SHORT PROBLEM: Search the material for the string "Eval", then report how many lines hold it, with no other text.

RECORDS FOR THE TASK:
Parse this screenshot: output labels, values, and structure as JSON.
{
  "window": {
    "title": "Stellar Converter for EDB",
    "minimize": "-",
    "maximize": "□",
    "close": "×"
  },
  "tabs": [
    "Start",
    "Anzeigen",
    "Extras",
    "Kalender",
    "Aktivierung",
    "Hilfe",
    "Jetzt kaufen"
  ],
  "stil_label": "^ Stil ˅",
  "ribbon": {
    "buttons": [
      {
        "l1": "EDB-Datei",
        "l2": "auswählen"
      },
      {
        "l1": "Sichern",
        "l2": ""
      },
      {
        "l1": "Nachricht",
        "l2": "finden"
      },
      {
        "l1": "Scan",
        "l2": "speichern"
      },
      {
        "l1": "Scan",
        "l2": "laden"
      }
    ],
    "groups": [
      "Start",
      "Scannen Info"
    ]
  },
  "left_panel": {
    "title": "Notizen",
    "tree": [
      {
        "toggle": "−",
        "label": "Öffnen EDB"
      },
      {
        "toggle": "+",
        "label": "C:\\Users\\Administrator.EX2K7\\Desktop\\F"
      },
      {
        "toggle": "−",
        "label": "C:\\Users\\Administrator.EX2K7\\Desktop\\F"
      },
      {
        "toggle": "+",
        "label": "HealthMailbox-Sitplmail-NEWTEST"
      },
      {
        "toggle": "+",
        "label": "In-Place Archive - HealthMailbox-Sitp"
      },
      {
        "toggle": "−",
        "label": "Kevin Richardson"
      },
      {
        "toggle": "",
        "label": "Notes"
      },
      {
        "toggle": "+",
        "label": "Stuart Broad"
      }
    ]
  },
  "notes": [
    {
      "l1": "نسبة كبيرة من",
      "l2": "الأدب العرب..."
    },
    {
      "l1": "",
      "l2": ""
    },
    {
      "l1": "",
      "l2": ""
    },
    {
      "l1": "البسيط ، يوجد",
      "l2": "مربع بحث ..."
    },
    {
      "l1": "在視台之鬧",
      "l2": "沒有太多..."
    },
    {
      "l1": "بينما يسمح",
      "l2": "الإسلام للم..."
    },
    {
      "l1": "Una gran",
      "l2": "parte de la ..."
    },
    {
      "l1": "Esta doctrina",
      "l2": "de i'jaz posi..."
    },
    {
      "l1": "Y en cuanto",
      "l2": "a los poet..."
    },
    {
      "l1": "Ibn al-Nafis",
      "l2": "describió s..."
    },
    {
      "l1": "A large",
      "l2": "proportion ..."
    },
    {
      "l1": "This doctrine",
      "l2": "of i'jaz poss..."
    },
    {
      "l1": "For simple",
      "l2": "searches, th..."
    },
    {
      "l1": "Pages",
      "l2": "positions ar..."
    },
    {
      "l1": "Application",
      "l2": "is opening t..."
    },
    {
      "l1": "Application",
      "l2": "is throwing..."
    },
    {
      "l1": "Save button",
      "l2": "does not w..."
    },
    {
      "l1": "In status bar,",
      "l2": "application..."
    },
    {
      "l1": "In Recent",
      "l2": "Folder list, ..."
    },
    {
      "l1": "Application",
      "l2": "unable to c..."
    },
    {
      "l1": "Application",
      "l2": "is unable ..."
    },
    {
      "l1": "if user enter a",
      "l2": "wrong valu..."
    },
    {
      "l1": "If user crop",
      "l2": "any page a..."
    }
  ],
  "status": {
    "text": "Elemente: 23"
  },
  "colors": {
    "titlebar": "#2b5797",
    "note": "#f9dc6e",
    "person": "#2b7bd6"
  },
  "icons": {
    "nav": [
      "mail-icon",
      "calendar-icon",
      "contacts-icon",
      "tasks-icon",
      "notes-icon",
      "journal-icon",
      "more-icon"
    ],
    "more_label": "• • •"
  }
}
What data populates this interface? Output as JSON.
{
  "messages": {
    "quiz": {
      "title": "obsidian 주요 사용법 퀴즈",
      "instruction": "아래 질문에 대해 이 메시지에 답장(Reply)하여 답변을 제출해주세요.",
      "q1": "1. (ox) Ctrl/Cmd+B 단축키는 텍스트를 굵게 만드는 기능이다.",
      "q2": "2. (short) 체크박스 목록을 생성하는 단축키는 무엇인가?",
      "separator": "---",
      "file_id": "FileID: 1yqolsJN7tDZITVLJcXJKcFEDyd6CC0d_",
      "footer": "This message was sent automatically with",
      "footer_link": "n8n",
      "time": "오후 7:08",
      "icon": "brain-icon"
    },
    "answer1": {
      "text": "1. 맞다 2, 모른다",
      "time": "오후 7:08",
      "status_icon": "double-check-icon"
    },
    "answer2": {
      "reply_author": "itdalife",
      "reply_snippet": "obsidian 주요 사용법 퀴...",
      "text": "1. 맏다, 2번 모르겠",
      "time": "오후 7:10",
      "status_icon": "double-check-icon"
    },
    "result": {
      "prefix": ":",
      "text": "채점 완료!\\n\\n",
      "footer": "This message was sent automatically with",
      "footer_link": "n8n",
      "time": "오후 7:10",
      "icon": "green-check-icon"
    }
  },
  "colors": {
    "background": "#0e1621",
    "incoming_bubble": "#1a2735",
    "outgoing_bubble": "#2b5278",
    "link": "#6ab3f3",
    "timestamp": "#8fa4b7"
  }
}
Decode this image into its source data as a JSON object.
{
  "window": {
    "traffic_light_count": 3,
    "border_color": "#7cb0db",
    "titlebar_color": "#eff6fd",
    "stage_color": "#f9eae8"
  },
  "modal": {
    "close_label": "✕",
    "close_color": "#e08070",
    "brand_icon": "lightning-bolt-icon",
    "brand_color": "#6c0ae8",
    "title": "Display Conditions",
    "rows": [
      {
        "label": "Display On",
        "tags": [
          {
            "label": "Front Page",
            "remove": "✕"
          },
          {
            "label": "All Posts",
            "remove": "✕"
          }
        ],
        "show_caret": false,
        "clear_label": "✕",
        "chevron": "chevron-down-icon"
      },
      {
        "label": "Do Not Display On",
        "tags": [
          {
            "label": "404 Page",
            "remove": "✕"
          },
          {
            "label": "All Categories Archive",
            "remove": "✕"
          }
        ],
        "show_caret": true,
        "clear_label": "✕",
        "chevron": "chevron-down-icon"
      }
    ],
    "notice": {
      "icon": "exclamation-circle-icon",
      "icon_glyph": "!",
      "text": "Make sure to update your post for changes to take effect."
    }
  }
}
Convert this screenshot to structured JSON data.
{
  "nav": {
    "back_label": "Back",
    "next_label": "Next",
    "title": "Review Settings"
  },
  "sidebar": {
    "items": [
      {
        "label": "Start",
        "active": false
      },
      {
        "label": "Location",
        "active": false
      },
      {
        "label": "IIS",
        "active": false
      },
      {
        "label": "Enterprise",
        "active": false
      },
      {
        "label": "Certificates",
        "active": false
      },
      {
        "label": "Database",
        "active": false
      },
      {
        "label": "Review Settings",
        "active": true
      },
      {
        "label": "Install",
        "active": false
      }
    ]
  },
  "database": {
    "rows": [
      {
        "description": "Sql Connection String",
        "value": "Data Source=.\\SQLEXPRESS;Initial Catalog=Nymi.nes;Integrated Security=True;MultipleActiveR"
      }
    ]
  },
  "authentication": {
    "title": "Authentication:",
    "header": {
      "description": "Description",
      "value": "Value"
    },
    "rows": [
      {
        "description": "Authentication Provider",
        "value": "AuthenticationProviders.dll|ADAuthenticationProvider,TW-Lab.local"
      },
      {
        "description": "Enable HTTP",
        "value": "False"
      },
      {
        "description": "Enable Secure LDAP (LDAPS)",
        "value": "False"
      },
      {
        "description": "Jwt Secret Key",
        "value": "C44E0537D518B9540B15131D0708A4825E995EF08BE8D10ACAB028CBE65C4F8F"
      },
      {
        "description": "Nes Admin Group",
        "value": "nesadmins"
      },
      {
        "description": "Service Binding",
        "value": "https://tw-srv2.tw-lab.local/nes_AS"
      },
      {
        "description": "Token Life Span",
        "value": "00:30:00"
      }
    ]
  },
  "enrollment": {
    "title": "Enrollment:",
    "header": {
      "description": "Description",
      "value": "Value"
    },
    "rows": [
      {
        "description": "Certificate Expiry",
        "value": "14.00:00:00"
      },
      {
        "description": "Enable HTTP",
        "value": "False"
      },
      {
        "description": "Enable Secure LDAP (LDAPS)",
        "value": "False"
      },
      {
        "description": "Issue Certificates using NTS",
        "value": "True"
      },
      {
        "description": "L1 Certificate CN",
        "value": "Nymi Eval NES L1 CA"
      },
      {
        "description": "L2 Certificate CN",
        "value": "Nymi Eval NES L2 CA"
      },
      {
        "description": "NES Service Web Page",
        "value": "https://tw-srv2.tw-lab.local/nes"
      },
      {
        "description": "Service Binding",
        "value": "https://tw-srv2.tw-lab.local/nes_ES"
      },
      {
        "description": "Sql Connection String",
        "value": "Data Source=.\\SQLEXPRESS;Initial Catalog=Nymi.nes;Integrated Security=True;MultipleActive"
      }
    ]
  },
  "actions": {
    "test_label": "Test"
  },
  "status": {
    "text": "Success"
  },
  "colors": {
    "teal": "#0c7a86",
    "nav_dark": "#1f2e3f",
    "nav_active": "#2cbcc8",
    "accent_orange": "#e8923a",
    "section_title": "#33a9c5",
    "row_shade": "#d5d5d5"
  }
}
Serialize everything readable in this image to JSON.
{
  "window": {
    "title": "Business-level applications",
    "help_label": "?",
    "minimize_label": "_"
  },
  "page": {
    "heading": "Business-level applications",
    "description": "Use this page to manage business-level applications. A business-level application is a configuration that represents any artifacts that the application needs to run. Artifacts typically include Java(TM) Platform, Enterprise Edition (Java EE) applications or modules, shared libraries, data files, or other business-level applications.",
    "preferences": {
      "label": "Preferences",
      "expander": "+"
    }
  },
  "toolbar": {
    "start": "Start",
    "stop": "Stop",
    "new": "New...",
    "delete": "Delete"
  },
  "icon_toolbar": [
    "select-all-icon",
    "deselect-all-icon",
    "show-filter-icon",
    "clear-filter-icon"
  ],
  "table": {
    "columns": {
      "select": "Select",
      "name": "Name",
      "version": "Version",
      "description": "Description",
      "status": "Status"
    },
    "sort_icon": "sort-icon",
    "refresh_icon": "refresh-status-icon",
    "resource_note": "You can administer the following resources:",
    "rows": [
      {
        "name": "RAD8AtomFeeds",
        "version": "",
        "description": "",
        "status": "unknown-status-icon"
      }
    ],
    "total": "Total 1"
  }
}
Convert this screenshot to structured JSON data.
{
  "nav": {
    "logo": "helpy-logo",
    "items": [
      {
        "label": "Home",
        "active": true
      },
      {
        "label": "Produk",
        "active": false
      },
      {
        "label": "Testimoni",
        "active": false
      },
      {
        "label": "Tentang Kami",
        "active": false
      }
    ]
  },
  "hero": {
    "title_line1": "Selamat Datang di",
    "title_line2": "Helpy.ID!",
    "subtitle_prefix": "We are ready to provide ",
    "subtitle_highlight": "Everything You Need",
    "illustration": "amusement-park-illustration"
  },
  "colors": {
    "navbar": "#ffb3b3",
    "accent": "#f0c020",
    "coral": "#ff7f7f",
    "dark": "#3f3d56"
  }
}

THE SOLUTION: 2